• [Required task]:
Scan the data beneath this task and copy each line that includes "output".

• [Records supplied]:
□ □ □ □ □ □ □
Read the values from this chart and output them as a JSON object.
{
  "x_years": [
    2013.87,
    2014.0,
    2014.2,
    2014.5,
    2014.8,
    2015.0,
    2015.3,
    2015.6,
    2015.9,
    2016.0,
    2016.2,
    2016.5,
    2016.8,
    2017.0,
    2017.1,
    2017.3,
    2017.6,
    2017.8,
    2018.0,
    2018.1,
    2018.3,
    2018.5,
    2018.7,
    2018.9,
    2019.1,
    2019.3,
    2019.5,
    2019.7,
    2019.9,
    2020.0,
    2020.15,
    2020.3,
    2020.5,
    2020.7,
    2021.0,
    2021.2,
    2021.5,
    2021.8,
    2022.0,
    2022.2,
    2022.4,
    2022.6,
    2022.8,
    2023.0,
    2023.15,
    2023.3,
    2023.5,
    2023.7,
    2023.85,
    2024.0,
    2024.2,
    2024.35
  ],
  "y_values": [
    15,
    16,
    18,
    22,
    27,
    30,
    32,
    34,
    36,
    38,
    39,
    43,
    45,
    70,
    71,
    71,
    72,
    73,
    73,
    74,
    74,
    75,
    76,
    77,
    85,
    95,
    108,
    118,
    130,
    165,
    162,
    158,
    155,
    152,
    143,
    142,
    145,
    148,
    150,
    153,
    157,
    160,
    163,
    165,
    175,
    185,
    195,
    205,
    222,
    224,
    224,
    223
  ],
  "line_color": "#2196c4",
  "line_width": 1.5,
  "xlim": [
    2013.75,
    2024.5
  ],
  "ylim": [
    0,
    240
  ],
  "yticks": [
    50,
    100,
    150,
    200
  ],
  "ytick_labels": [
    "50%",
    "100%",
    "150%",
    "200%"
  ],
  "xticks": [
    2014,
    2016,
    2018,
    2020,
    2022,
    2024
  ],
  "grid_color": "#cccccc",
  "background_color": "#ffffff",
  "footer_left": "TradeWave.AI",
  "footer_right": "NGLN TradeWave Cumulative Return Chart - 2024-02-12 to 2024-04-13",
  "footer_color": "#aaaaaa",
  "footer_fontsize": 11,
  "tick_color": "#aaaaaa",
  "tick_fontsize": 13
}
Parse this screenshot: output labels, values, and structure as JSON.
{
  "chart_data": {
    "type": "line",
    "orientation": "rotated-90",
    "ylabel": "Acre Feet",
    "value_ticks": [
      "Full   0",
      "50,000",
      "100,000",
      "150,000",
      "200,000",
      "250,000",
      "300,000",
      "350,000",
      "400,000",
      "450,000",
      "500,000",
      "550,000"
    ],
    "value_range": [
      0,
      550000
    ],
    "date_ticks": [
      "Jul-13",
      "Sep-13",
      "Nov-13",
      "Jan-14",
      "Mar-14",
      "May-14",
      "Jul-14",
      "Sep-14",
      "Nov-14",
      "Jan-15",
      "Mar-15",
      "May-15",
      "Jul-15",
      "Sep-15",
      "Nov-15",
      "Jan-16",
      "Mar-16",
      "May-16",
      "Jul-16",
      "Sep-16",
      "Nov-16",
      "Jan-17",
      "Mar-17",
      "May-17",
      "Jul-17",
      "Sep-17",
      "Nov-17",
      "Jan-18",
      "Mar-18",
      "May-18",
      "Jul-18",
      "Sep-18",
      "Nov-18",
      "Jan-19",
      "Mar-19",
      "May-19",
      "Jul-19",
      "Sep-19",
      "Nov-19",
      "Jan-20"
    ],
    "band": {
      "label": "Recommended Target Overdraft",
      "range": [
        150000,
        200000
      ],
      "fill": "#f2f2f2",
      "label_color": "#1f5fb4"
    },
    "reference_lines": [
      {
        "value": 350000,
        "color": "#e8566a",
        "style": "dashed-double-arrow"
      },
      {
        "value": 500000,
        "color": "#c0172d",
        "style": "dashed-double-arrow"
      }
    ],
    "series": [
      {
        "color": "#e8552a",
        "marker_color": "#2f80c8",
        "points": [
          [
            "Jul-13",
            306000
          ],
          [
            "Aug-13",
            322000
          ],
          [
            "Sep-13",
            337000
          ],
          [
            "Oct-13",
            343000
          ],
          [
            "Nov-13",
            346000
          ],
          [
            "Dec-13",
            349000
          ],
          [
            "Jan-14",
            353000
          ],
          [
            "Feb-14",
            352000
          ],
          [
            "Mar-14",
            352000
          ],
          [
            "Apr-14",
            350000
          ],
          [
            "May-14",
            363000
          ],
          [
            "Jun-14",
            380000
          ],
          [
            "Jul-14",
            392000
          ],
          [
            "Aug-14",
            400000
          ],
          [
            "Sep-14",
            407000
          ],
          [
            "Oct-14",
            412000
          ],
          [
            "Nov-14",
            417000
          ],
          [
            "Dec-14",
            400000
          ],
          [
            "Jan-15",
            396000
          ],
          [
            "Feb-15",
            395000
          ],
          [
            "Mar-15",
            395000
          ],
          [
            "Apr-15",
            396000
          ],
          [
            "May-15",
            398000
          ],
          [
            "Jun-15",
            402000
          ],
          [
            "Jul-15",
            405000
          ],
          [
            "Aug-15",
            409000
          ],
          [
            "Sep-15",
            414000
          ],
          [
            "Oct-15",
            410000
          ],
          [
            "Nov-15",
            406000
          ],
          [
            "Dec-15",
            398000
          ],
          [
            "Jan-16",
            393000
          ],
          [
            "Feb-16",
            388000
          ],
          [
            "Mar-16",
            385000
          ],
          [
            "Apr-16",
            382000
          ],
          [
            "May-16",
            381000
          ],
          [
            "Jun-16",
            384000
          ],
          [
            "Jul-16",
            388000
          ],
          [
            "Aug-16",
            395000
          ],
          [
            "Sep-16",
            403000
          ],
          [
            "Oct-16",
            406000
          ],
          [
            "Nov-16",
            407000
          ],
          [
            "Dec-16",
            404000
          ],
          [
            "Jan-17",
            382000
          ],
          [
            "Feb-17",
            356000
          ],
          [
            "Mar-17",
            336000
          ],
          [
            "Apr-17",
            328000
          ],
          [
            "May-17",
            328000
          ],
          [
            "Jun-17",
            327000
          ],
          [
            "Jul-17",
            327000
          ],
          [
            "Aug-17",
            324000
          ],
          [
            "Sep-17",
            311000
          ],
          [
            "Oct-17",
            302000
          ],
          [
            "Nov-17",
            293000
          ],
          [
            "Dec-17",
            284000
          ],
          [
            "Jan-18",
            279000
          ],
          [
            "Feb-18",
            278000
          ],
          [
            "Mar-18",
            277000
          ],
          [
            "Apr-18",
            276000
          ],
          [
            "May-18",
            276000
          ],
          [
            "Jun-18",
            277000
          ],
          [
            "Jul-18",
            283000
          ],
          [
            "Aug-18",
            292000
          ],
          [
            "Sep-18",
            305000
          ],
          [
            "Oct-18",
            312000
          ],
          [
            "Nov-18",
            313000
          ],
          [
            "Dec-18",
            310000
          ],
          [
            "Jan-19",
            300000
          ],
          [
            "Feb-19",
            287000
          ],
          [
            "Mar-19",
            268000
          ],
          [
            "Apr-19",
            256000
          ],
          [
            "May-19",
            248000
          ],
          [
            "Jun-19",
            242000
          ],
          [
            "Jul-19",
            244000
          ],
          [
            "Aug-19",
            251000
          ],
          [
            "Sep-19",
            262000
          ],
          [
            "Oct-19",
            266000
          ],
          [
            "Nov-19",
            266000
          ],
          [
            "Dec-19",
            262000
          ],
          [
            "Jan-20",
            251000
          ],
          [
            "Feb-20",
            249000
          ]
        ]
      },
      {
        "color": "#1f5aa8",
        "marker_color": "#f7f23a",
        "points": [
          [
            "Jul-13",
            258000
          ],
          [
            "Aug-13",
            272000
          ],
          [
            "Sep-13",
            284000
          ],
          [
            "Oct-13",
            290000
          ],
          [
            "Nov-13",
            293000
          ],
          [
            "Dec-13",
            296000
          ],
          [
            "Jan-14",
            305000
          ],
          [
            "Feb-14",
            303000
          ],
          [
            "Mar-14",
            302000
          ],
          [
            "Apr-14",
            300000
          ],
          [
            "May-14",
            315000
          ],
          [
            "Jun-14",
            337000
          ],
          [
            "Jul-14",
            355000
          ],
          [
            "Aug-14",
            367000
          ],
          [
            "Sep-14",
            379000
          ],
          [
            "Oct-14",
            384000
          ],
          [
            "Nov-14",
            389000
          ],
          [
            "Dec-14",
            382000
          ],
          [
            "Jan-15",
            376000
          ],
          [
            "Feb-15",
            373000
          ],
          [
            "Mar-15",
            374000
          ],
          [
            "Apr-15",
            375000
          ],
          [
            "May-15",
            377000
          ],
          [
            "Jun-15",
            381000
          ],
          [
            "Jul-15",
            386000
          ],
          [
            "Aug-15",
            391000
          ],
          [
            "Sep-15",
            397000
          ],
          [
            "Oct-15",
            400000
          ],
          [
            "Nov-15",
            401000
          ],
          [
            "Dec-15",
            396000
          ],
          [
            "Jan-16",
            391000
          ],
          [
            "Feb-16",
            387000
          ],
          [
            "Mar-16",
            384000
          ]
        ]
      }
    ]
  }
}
□ □ □ □ □ □ □
• [Result of the task]:
Read the values from this chart and output them as a JSON object.
Parse this screenshot: output labels, values, and structure as JSON.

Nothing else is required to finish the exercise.